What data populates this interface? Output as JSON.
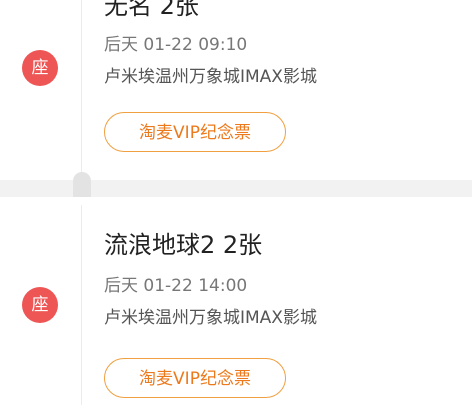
{
  "orders": [
    {
      "seat_badge": "座",
      "title": "无名 2张",
      "show_time": "后天 01-22 09:10",
      "cinema": "卢米埃温州万象城IMAX影城",
      "action_label": "淘麦VIP纪念票"
    },
    {
      "seat_badge": "座",
      "title": "流浪地球2 2张",
      "show_time": "后天 01-22 14:00",
      "cinema": "卢米埃温州万象城IMAX影城",
      "action_label": "淘麦VIP纪念票"
    }
  ],
  "colors": {
    "badge": "#ee5555",
    "accent": "#ec7a1d",
    "accent_border": "#f0a040"
  },
  "icons": {
    "seat_badge": "seat-badge-icon"
  }
}
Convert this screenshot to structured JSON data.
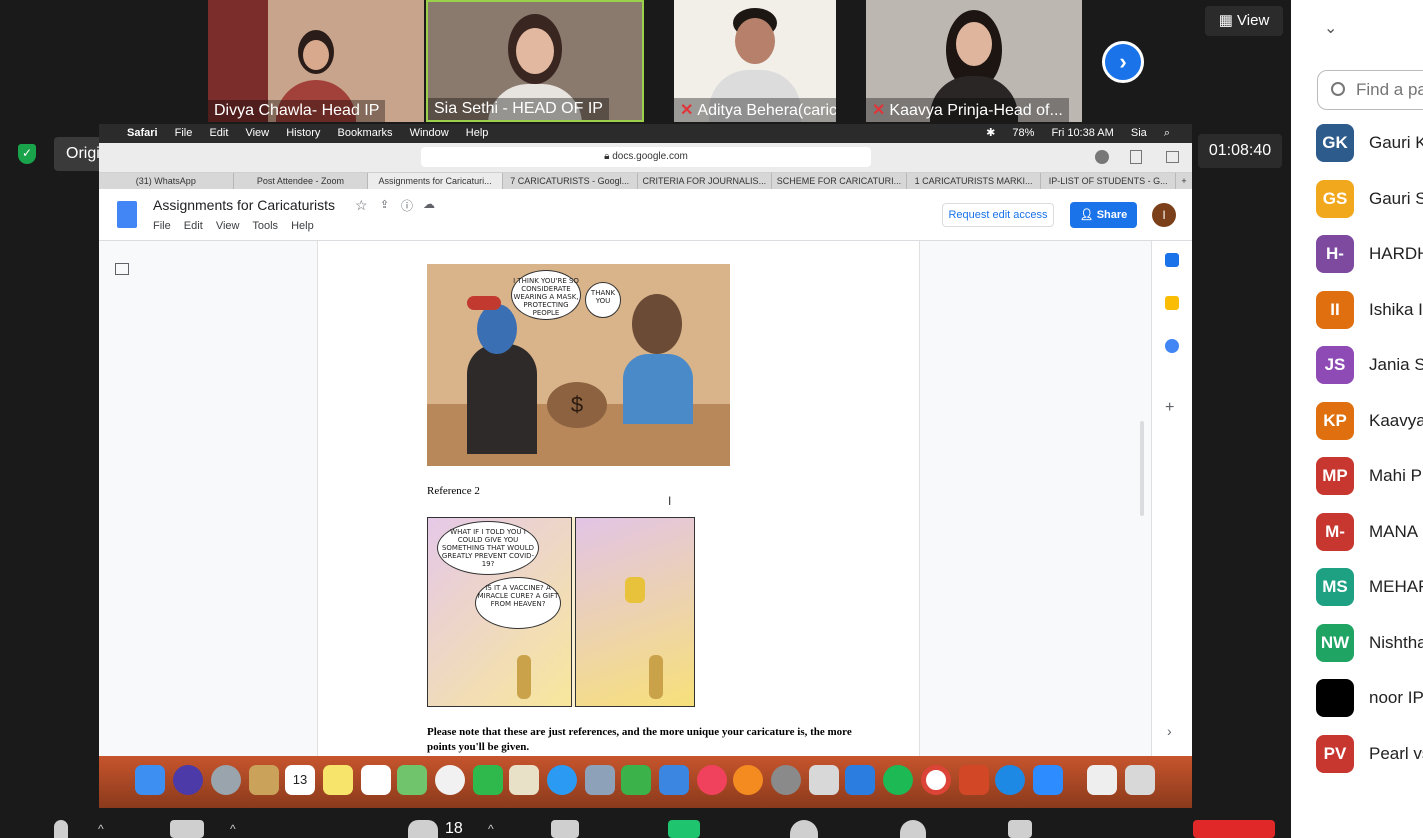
{
  "video_tiles": [
    {
      "name": "Divya Chawla- Head IP",
      "muted": false,
      "bg": "#c9a48c"
    },
    {
      "name": "Sia Sethi - HEAD OF IP",
      "muted": false,
      "bg": "#8a7a6e"
    },
    {
      "name": "Aditya Behera(caricatu...",
      "muted": true,
      "bg": "#f2efe9"
    },
    {
      "name": "Kaavya Prinja-Head of...",
      "muted": true,
      "bg": "#bdb7b2"
    }
  ],
  "view_label": "View",
  "original_sound": "Original Sound: Off",
  "timer": "01:08:40",
  "mac_menubar": {
    "app_items": [
      "Safari",
      "File",
      "Edit",
      "View",
      "History",
      "Bookmarks",
      "Window",
      "Help"
    ],
    "battery": "78%",
    "clock": "Fri 10:38 AM",
    "user": "Sia"
  },
  "browser": {
    "url": "docs.google.com",
    "tabs": [
      "(31) WhatsApp",
      "Post Attendee - Zoom",
      "Assignments for Caricaturi...",
      "7 CARICATURISTS - Googl...",
      "CRITERIA FOR JOURNALIS...",
      "SCHEME FOR CARICATURI...",
      "1 CARICATURISTS MARKI...",
      "IP-LIST OF STUDENTS - G..."
    ]
  },
  "doc": {
    "title": "Assignments for Caricaturists",
    "menus": [
      "File",
      "Edit",
      "View",
      "Tools",
      "Help"
    ],
    "request_edit": "Request edit access",
    "share": "Share",
    "user_initial": "I",
    "reference_label": "Reference 2",
    "note": "Please note that these are just references, and the more unique your caricature is, the more points you'll be given.",
    "cartoon1_bubbles": [
      "I THINK YOU'RE SO CONSIDERATE WEARING A MASK, PROTECTING PEOPLE",
      "THANK YOU"
    ],
    "cartoon2_bubbles": [
      "WHAT IF I TOLD YOU I COULD GIVE YOU SOMETHING THAT WOULD GREATLY PREVENT COVID-19?",
      "IS IT A VACCINE? A MIRACLE CURE? A GIFT FROM HEAVEN?"
    ],
    "calendar_day": "13"
  },
  "toolbar": {
    "participants_count": "18"
  },
  "participants": [
    {
      "initials": "GK",
      "name": "Gauri K",
      "color": "#2d5b8c"
    },
    {
      "initials": "GS",
      "name": "Gauri S",
      "color": "#f2a81d"
    },
    {
      "initials": "H-",
      "name": "HARDH",
      "color": "#7d4aa0"
    },
    {
      "initials": "II",
      "name": "Ishika I",
      "color": "#e0700f"
    },
    {
      "initials": "JS",
      "name": "Jania S",
      "color": "#8e4bb5"
    },
    {
      "initials": "KP",
      "name": "Kaavya",
      "color": "#e0700f"
    },
    {
      "initials": "MP",
      "name": "Mahi P",
      "color": "#c7372f"
    },
    {
      "initials": "M-",
      "name": "MANA",
      "color": "#c7372f"
    },
    {
      "initials": "MS",
      "name": "MEHAR",
      "color": "#1ea083"
    },
    {
      "initials": "NW",
      "name": "Nishtha",
      "color": "#1fa463"
    },
    {
      "initials": "",
      "name": "noor IP",
      "color": "#000000"
    },
    {
      "initials": "PV",
      "name": "Pearl vs",
      "color": "#c7372f"
    }
  ]
}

#### [INSTRUCTIONS FOR THE TASK]
Reply with the number of lines in the preceding entries that contain "title", and no other words.

#### [WRITTEN SOLUTION]
3